* [What is being asked]
Repeat the material exactly, leaving nothing out.

BEGIN Recorded information

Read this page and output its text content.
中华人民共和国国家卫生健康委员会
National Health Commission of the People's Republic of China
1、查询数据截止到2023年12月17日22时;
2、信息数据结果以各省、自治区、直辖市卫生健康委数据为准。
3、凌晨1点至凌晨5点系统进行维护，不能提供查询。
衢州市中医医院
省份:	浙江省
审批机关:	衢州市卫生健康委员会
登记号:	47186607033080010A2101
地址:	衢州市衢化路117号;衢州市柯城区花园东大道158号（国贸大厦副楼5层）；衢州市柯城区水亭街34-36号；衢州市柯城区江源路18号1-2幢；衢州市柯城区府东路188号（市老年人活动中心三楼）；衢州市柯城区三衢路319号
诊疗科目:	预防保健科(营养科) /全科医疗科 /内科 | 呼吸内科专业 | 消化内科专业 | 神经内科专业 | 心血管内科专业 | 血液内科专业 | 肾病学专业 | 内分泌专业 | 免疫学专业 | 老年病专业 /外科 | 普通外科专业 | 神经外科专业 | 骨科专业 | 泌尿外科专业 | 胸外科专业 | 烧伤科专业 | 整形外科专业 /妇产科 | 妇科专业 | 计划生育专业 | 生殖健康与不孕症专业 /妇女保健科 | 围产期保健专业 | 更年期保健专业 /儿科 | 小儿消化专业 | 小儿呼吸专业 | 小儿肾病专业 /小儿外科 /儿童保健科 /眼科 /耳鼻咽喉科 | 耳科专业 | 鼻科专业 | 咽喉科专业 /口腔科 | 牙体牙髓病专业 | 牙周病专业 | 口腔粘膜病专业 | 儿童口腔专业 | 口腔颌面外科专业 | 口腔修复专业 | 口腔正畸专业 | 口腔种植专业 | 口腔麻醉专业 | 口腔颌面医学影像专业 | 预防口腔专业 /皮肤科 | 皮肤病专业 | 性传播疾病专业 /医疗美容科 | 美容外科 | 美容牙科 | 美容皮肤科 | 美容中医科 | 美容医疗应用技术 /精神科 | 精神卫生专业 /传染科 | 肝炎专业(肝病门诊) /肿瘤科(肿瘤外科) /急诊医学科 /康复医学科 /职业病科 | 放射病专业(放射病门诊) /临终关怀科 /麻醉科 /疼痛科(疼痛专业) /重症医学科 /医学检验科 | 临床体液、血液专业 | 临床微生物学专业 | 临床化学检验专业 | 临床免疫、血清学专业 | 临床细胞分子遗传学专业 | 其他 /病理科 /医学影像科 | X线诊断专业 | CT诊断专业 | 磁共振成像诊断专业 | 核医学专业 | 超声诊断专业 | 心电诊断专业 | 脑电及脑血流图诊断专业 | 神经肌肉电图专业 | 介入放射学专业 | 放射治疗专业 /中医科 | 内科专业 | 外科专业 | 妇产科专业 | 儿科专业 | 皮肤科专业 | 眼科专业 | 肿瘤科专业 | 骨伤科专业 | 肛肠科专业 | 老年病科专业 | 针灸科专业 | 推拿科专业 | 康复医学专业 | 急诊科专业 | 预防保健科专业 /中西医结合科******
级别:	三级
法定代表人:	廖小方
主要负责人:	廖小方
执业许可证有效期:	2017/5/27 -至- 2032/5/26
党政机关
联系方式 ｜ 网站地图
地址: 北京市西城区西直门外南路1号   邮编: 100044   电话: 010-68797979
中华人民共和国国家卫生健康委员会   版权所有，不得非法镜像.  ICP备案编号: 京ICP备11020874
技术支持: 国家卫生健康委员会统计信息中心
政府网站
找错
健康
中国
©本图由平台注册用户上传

END Recorded information

* [Result for this exercise]
Read this page and output its text content.
中华人民共和国国家卫生健康委员会
National Health Commission of the People's Republic of China
1、查询数据截止到2023年12月17日22时;
2、信息数据结果以各省、自治区、直辖市卫生健康委数据为准。
3、凌晨1点至凌晨5点系统进行维护，不能提供查询。
衢州市中医医院
省份:	浙江省
审批机关:	衢州市卫生健康委员会
登记号:	47186607033080010A2101
地址:	衢州市衢化路117号;衢州市柯城区花园东大道158号（国贸大厦副楼5层）；衢州市柯城区水亭街34-36号；衢州市柯城区江源路18号1-2幢；衢州市柯城区府东路188号（市老年人活动中心三楼）；衢州市柯城区三衢路319号
诊疗科目:	预防保健科(营养科) /全科医疗科 /内科 | 呼吸内科专业 | 消化内科专业 | 神经内科专业 | 心血管内科专业 | 血液内科专业 | 肾病学专业 | 内分泌专业 | 免疫学专业 | 老年病专业 /外科 | 普通外科专业 | 神经外科专业 | 骨科专业 | 泌尿外科专业 | 胸外科专业 | 烧伤科专业 | 整形外科专业 /妇产科 | 妇科专业 | 计划生育专业 | 生殖健康与不孕症专业 /妇女保健科 | 围产期保健专业 | 更年期保健专业 /儿科 | 小儿消化专业 | 小儿呼吸专业 | 小儿肾病专业 /小儿外科 /儿童保健科 /眼科 /耳鼻咽喉科 | 耳科专业 | 鼻科专业 | 咽喉科专业 /口腔科 | 牙体牙髓病专业 | 牙周病专业 | 口腔粘膜病专业 | 儿童口腔专业 | 口腔颌面外科专业 | 口腔修复专业 | 口腔正畸专业 | 口腔种植专业 | 口腔麻醉专业 | 口腔颌面医学影像专业 | 预防口腔专业 /皮肤科 | 皮肤病专业 | 性传播疾病专业 /医疗美容科 | 美容外科 | 美容牙科 | 美容皮肤科 | 美容中医科 | 美容医疗应用技术 /精神科 | 精神卫生专业 /传染科 | 肝炎专业(肝病门诊) /肿瘤科(肿瘤外科) /急诊医学科 /康复医学科 /职业病科 | 放射病专业(放射病门诊) /临终关怀科 /麻醉科 /疼痛科(疼痛专业) /重症医学科 /医学检验科 | 临床体液、血液专业 | 临床微生物学专业 | 临床化学检验专业 | 临床免疫、血清学专业 | 临床细胞分子遗传学专业 | 其他 /病理科 /医学影像科 | X线诊断专业 | CT诊断专业 | 磁共振成像诊断专业 | 核医学专业 | 超声诊断专业 | 心电诊断专业 | 脑电及脑血流图诊断专业 | 神经肌肉电图专业 | 介入放射学专业 | 放射治疗专业 /中医科 | 内科专业 | 外科专业 | 妇产科专业 | 儿科专业 | 皮肤科专业 | 眼科专业 | 肿瘤科专业 | 骨伤科专业 | 肛肠科专业 | 老年病科专业 | 针灸科专业 | 推拿科专业 | 康复医学专业 | 急诊科专业 | 预防保健科专业 /中西医结合科******
级别:	三级
法定代表人:	廖小方
主要负责人:	廖小方
执业许可证有效期:	2017/5/27 -至- 2032/5/26
党政机关
联系方式 ｜ 网站地图
地址: 北京市西城区西直门外南路1号   邮编: 100044   电话: 010-68797979
中华人民共和国国家卫生健康委员会   版权所有，不得非法镜像.  ICP备案编号: 京ICP备11020874
技术支持: 国家卫生健康委员会统计信息中心
政府网站
找错
健康
中国
©本图由平台注册用户上传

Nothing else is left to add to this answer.